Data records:
####

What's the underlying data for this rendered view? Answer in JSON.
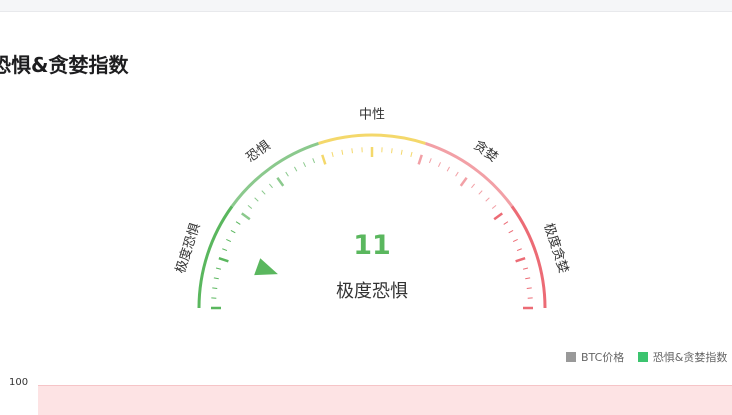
{
  "page": {
    "title": "恐惧&贪婪指数"
  },
  "gauge": {
    "value": "11",
    "status": "极度恐惧",
    "labels": [
      "极度恐惧",
      "恐惧",
      "中性",
      "贪婪",
      "极度贪婪"
    ],
    "colors": {
      "extreme_fear": "#5ab75e",
      "fear": "#8bc98d",
      "neutral": "#f4d86b",
      "greed": "#f2a0a6",
      "extreme_greed": "#ec6b75"
    }
  },
  "legend": {
    "items": [
      {
        "label": "BTC价格",
        "color": "#999999"
      },
      {
        "label": "恐惧&贪婪指数",
        "color": "#3cc46f"
      }
    ]
  },
  "chart": {
    "y_top_tick": "100",
    "band_color": "#fde3e4"
  }
}
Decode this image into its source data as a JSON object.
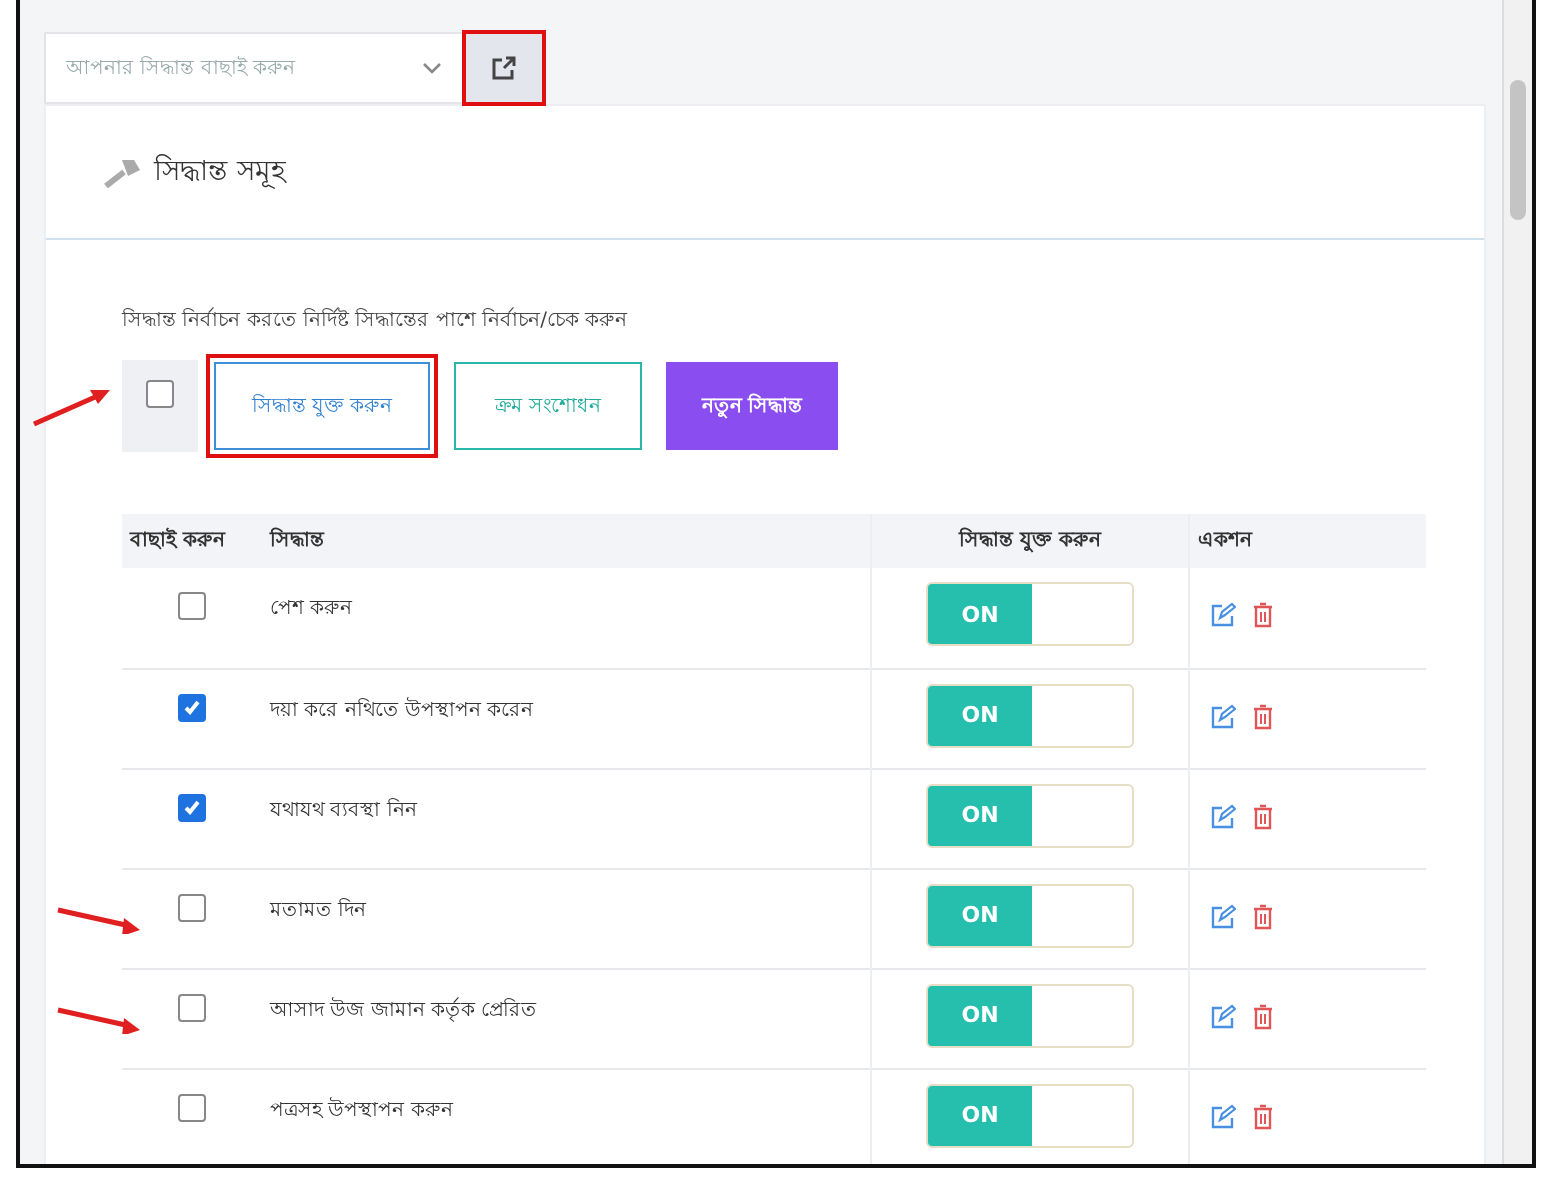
{
  "decision_select": {
    "placeholder": "আপনার সিদ্ধান্ত বাছাই করুন",
    "open_button_highlighted": true
  },
  "card": {
    "title": "সিদ্ধান্ত সমূহ",
    "hint": "সিদ্ধান্ত নির্বাচন করতে নির্দিষ্ট সিদ্ধান্তের পাশে নির্বাচন/চেক করুন",
    "select_all": {
      "checked": false,
      "arrow": true
    },
    "buttons": [
      {
        "label": "সিদ্ধান্ত যুক্ত করুন",
        "kind": "outline-blue",
        "highlighted": true
      },
      {
        "label": "ক্রম সংশোধন",
        "kind": "outline-teal",
        "highlighted": false
      },
      {
        "label": "নতুন সিদ্ধান্ত",
        "kind": "solid-purple",
        "highlighted": false
      }
    ]
  },
  "table": {
    "columns": [
      "বাছাই করুন",
      "সিদ্ধান্ত",
      "সিদ্ধান্ত যুক্ত করুন",
      "একশন"
    ],
    "rows": [
      {
        "checked": false,
        "arrow": false,
        "decision": "পেশ করুন",
        "toggle": {
          "label": "ON",
          "on": true
        }
      },
      {
        "checked": true,
        "arrow": false,
        "decision": "দয়া করে নথিতে উপস্থাপন করেন",
        "toggle": {
          "label": "ON",
          "on": true
        }
      },
      {
        "checked": true,
        "arrow": false,
        "decision": "যথাযথ ব্যবস্থা নিন",
        "toggle": {
          "label": "ON",
          "on": true
        }
      },
      {
        "checked": false,
        "arrow": true,
        "decision": "মতামত দিন",
        "toggle": {
          "label": "ON",
          "on": true
        }
      },
      {
        "checked": false,
        "arrow": true,
        "decision": "আসাদ উজ জামান কর্তৃক প্রেরিত",
        "toggle": {
          "label": "ON",
          "on": true
        }
      },
      {
        "checked": false,
        "arrow": false,
        "decision": "পত্রসহ উপস্থাপন করুন",
        "toggle": {
          "label": "ON",
          "on": true
        }
      }
    ]
  }
}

####

From the entries above, list each line with "JSON" in it.

What's the underlying data for this rendered view? Answer in JSON.
Decode this image into its source data as a JSON object.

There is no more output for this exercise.